# 本文
天気予報の歴史書として、気象予報士はもとより、天気予報を利用するすべての人に読んでもらいたい一冊です。

【はじめに】より
 “天気予報 いまむかし”と言っても、むかし(昔)をいつにするか大変難しい。天気俚諺(ことわざ:夕焼けは晴れなど)の時代まで遡るのか、現代の科学的天気予報が始まった時代まで遡るのか、それとも天気予報が自由化されて気象予報士が社会に登場した1990年代を境にするのか、いずれにせよ、それによって話の中身が大きく変わってくる。そして、最も新しい2000年代以降に限っても、“天気予報 いまむかし”を語れるほど、天気予報の中身と外見は大きく変わっている。
 たとえば、最初の天気予報士試験実施に向けて気象庁が1994年2月17日に公示した[気象予報士試験について]の中に掲載した参考図書例は10冊を超えるが、10年も経たないうちに、これらの参考例のほとんどが受験用参考書としての価値を失った。
 ちなみに、気象予報士試験の学科試験の科目は予報業務に関する一般知識と専門知識の二科目であるが、一般知識の科目の水準は大学教養課程の一般気象学で、前記参考図書例のうち、小倉義光博士の『一般気象学』が現在も受験者必読の聖典とされ、合格者のほとんどがこの書物をボロボロになるまで読み尽くしたと言う。一方、専門知識の科目では日進月歩の予報技術に関する新しい専門用語が毎回次々と問題文に登場している。

# データ部分
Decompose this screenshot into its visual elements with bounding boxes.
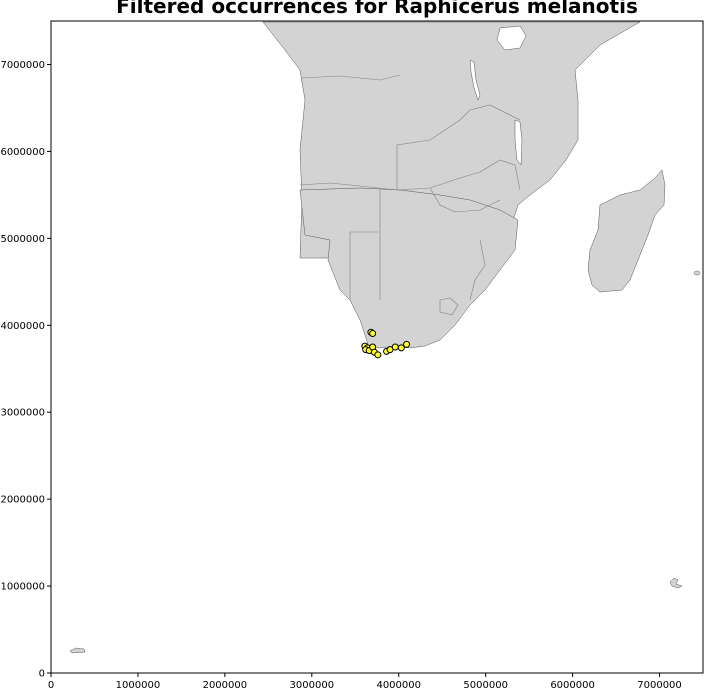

# 出題 1
天気予報の本文のうち、「天気予報の歴史書として、気象」から「参考書としての価値を失った。」までを一字も変えずに書き写してください。
# 出題 2
天気予報の本文で、「むかし」をいつにするかの候補として挙げられている時代をすべて書き出してください。
# 出題 3
天気予報の移り変わりを語る本文を、最後の文のあとから書き継いでください。

# 答え 1
天気予報の歴史書として、気象予報士はもとより、天気予報を利用するすべての人に読んでもらいたい一冊です。

【はじめに】より
 “天気予報 いまむかし”と言っても、むかし(昔)をいつにするか大変難しい。天気俚諺(ことわざ:夕焼けは晴れなど)の時代まで遡るのか、現代の科学的天気予報が始まった時代まで遡るのか、それとも天気予報が自由化されて気象予報士が社会に登場した1990年代を境にするのか、いずれにせよ、それによって話の中身が大きく変わってくる。そして、最も新しい2000年代以降に限っても、“天気予報 いまむかし”を語れるほど、天気予報の中身と外見は大きく変わっている。
 たとえば、最初の天気予報士試験実施に向けて気象庁が1994年2月17日に公示した[気象予報士試験について]の中に掲載した参考図書例は10冊を超えるが、10年も経たないうちに、これらの参考例のほとんどが受験用参考書としての価値を失った。

# 答え 2
・天気俚諺(ことわざ:夕焼けは晴れなど)の時代
・現代の科学的天気予報が始まった時代
・天気予報が自由化されて気象予報士が社会に登場した1990年代

# 答え 3
 それで、気象予報士試験合格者(6000人以上)と現在受験勉強中及び受験勉強経験の集団を併せると5万人を超える高度の気象知識層が社会に形成されている。このような社会状況を考えると、この『天気予報 いまむかし』が最新の予報技術を含めた予報技術の解説書や歴史書と誤読されるかも知れないので、そうではないことを予めお断りしておく。そのような解説書や歴史書はその道の専門家にお任せし、この『天気予報 いまむかし』は以下に述べるような観点から天気予報を語ることをご承知願いたい。
 さて、天気予報の典型的な道具立ては新聞の天気欄に見られるように天気図・概況・各地天気一覧表の3点セットである。テレビ時代に入ると、この3点セットの内容が気象解説者によって視聴者に文字通り視聴覚的に伝えられ、天気予報の情報価値が高くなった。しかし、この場合の天気は気象庁本庁(東京)と各地の気象台が府県単位(北海道と沖縄県は支庁単位)で予報した天気で、解説者は予報内容を変えることはできなかった。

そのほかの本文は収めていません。